Figure record listings:
## Start

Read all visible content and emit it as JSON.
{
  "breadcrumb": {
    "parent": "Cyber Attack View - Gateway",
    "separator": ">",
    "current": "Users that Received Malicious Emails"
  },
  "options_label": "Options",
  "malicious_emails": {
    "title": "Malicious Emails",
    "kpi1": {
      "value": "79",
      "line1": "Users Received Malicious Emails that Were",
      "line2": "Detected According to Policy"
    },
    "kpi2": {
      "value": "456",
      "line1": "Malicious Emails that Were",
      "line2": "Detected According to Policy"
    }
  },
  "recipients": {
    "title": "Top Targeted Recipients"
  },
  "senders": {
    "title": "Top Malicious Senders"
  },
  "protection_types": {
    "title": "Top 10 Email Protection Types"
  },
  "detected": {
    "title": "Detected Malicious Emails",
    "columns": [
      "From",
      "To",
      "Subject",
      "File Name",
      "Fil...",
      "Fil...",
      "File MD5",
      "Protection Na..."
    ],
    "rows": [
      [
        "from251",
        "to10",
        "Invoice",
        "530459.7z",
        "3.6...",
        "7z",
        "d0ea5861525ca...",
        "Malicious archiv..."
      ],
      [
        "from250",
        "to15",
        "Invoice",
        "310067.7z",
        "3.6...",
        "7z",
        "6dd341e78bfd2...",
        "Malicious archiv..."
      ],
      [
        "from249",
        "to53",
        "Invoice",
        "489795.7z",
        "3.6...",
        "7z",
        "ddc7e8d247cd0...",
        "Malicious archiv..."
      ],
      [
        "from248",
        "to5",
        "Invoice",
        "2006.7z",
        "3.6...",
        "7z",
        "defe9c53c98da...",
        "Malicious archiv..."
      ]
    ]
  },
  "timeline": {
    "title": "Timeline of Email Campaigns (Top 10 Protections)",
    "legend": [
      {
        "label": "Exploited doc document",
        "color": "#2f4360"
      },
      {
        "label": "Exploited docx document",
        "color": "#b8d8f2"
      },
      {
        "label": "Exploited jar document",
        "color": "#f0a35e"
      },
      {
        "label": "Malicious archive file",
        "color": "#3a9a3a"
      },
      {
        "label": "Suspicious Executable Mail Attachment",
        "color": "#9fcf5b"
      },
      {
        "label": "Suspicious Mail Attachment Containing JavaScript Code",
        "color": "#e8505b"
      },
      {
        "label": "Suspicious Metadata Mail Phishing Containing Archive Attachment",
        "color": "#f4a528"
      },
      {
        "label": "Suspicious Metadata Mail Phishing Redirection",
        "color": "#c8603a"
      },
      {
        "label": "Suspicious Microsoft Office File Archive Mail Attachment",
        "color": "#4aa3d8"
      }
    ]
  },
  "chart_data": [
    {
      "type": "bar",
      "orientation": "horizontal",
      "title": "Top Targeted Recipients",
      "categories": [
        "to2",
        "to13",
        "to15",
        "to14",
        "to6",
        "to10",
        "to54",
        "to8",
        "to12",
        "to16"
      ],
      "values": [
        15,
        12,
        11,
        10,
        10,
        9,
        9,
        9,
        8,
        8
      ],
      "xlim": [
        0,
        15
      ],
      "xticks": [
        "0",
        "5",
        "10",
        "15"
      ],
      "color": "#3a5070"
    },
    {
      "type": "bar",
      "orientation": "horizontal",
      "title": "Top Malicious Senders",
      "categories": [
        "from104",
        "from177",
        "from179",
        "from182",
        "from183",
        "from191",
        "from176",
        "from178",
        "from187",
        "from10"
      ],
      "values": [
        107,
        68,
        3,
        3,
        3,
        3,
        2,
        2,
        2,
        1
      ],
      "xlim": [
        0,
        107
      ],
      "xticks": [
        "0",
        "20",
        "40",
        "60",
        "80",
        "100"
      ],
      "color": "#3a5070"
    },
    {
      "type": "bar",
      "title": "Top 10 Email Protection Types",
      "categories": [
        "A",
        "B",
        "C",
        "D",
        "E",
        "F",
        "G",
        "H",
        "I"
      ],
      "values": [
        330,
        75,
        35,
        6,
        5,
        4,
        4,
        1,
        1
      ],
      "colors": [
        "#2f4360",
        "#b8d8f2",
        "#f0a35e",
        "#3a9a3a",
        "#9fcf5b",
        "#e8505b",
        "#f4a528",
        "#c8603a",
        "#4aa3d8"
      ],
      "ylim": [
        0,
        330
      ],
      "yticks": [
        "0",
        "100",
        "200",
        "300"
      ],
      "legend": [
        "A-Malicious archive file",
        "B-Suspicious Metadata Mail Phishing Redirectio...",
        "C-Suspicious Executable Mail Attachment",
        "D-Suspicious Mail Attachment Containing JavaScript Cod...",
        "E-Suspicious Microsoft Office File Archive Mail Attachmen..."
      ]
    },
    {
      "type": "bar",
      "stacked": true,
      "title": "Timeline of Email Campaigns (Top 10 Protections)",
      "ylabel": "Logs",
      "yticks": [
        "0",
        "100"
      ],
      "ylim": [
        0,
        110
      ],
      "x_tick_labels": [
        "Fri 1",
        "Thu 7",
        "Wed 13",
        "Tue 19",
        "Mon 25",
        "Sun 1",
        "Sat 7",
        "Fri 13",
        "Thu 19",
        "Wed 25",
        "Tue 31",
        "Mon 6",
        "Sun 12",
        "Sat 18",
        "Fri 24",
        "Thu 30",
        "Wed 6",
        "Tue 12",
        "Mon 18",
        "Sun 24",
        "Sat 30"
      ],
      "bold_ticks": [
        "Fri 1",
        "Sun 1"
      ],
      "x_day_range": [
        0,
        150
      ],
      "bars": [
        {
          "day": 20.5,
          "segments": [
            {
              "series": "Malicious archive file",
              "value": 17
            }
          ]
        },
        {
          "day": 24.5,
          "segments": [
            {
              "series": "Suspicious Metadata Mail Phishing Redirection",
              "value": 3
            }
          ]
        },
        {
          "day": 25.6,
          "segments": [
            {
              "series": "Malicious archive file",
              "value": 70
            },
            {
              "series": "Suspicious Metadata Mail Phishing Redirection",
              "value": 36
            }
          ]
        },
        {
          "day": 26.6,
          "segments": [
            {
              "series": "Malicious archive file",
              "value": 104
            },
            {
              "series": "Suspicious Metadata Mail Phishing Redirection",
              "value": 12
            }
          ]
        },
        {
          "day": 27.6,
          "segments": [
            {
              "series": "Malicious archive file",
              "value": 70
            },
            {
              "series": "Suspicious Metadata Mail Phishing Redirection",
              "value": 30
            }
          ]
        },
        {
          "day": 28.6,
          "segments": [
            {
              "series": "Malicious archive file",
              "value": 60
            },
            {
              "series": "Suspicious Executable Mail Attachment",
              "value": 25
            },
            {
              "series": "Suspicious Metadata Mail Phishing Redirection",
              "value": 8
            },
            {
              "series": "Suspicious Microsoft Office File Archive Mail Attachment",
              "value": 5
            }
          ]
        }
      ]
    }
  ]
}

## End

• EXERCISE GOAL:
Copy out all of the data exactly, leaving nothing out.

• RESULT OF THE TASK:
Read all visible content and emit it as JSON.
{
  "breadcrumb": {
    "parent": "Cyber Attack View - Gateway",
    "separator": ">",
    "current": "Users that Received Malicious Emails"
  },
  "options_label": "Options",
  "malicious_emails": {
    "title": "Malicious Emails",
    "kpi1": {
      "value": "79",
      "line1": "Users Received Malicious Emails that Were",
      "line2": "Detected According to Policy"
    },
    "kpi2": {
      "value": "456",
      "line1": "Malicious Emails that Were",
      "line2": "Detected According to Policy"
    }
  },
  "recipients": {
    "title": "Top Targeted Recipients"
  },
  "senders": {
    "title": "Top Malicious Senders"
  },
  "protection_types": {
    "title": "Top 10 Email Protection Types"
  },
  "detected": {
    "title": "Detected Malicious Emails",
    "columns": [
      "From",
      "To",
      "Subject",
      "File Name",
      "Fil...",
      "Fil...",
      "File MD5",
      "Protection Na..."
    ],
    "rows": [
      [
        "from251",
        "to10",
        "Invoice",
        "530459.7z",
        "3.6...",
        "7z",
        "d0ea5861525ca...",
        "Malicious archiv..."
      ],
      [
        "from250",
        "to15",
        "Invoice",
        "310067.7z",
        "3.6...",
        "7z",
        "6dd341e78bfd2...",
        "Malicious archiv..."
      ],
      [
        "from249",
        "to53",
        "Invoice",
        "489795.7z",
        "3.6...",
        "7z",
        "ddc7e8d247cd0...",
        "Malicious archiv..."
      ],
      [
        "from248",
        "to5",
        "Invoice",
        "2006.7z",
        "3.6...",
        "7z",
        "defe9c53c98da...",
        "Malicious archiv..."
      ]
    ]
  },
  "timeline": {
    "title": "Timeline of Email Campaigns (Top 10 Protections)",
    "legend": [
      {
        "label": "Exploited doc document",
        "color": "#2f4360"
      },
      {
        "label": "Exploited docx document",
        "color": "#b8d8f2"
      },
      {
        "label": "Exploited jar document",
        "color": "#f0a35e"
      },
      {
        "label": "Malicious archive file",
        "color": "#3a9a3a"
      },
      {
        "label": "Suspicious Executable Mail Attachment",
        "color": "#9fcf5b"
      },
      {
        "label": "Suspicious Mail Attachment Containing JavaScript Code",
        "color": "#e8505b"
      },
      {
        "label": "Suspicious Metadata Mail Phishing Containing Archive Attachment",
        "color": "#f4a528"
      },
      {
        "label": "Suspicious Metadata Mail Phishing Redirection",
        "color": "#c8603a"
      },
      {
        "label": "Suspicious Microsoft Office File Archive Mail Attachment",
        "color": "#4aa3d8"
      }
    ]
  },
  "chart_data": [
    {
      "type": "bar",
      "orientation": "horizontal",
      "title": "Top Targeted Recipients",
      "categories": [
        "to2",
        "to13",
        "to15",
        "to14",
        "to6",
        "to10",
        "to54",
        "to8",
        "to12",
        "to16"
      ],
      "values": [
        15,
        12,
        11,
        10,
        10,
        9,
        9,
        9,
        8,
        8
      ],
      "xlim": [
        0,
        15
      ],
      "xticks": [
        "0",
        "5",
        "10",
        "15"
      ],
      "color": "#3a5070"
    },
    {
      "type": "bar",
      "orientation": "horizontal",
      "title": "Top Malicious Senders",
      "categories": [
        "from104",
        "from177",
        "from179",
        "from182",
        "from183",
        "from191",
        "from176",
        "from178",
        "from187",
        "from10"
      ],
      "values": [
        107,
        68,
        3,
        3,
        3,
        3,
        2,
        2,
        2,
        1
      ],
      "xlim": [
        0,
        107
      ],
      "xticks": [
        "0",
        "20",
        "40",
        "60",
        "80",
        "100"
      ],
      "color": "#3a5070"
    },
    {
      "type": "bar",
      "title": "Top 10 Email Protection Types",
      "categories": [
        "A",
        "B",
        "C",
        "D",
        "E",
        "F",
        "G",
        "H",
        "I"
      ],
      "values": [
        330,
        75,
        35,
        6,
        5,
        4,
        4,
        1,
        1
      ],
      "colors": [
        "#2f4360",
        "#b8d8f2",
        "#f0a35e",
        "#3a9a3a",
        "#9fcf5b",
        "#e8505b",
        "#f4a528",
        "#c8603a",
        "#4aa3d8"
      ],
      "ylim": [
        0,
        330
      ],
      "yticks": [
        "0",
        "100",
        "200",
        "300"
      ],
      "legend": [
        "A-Malicious archive file",
        "B-Suspicious Metadata Mail Phishing Redirectio...",
        "C-Suspicious Executable Mail Attachment",
        "D-Suspicious Mail Attachment Containing JavaScript Cod...",
        "E-Suspicious Microsoft Office File Archive Mail Attachmen..."
      ]
    },
    {
      "type": "bar",
      "stacked": true,
      "title": "Timeline of Email Campaigns (Top 10 Protections)",
      "ylabel": "Logs",
      "yticks": [
        "0",
        "100"
      ],
      "ylim": [
        0,
        110
      ],
      "x_tick_labels": [
        "Fri 1",
        "Thu 7",
        "Wed 13",
        "Tue 19",
        "Mon 25",
        "Sun 1",
        "Sat 7",
        "Fri 13",
        "Thu 19",
        "Wed 25",
        "Tue 31",
        "Mon 6",
        "Sun 12",
        "Sat 18",
        "Fri 24",
        "Thu 30",
        "Wed 6",
        "Tue 12",
        "Mon 18",
        "Sun 24",
        "Sat 30"
      ],
      "bold_ticks": [
        "Fri 1",
        "Sun 1"
      ],
      "x_day_range": [
        0,
        150
      ],
      "bars": [
        {
          "day": 20.5,
          "segments": [
            {
              "series": "Malicious archive file",
              "value": 17
            }
          ]
        },
        {
          "day": 24.5,
          "segments": [
            {
              "series": "Suspicious Metadata Mail Phishing Redirection",
              "value": 3
            }
          ]
        },
        {
          "day": 25.6,
          "segments": [
            {
              "series": "Malicious archive file",
              "value": 70
            },
            {
              "series": "Suspicious Metadata Mail Phishing Redirection",
              "value": 36
            }
          ]
        },
        {
          "day": 26.6,
          "segments": [
            {
              "series": "Malicious archive file",
              "value": 104
            },
            {
              "series": "Suspicious Metadata Mail Phishing Redirection",
              "value": 12
            }
          ]
        },
        {
          "day": 27.6,
          "segments": [
            {
              "series": "Malicious archive file",
              "value": 70
            },
            {
              "series": "Suspicious Metadata Mail Phishing Redirection",
              "value": 30
            }
          ]
        },
        {
          "day": 28.6,
          "segments": [
            {
              "series": "Malicious archive file",
              "value": 60
            },
            {
              "series": "Suspicious Executable Mail Attachment",
              "value": 25
            },
            {
              "series": "Suspicious Metadata Mail Phishing Redirection",
              "value": 8
            },
            {
              "series": "Suspicious Microsoft Office File Archive Mail Attachment",
              "value": 5
            }
          ]
        }
      ]
    }
  ]
}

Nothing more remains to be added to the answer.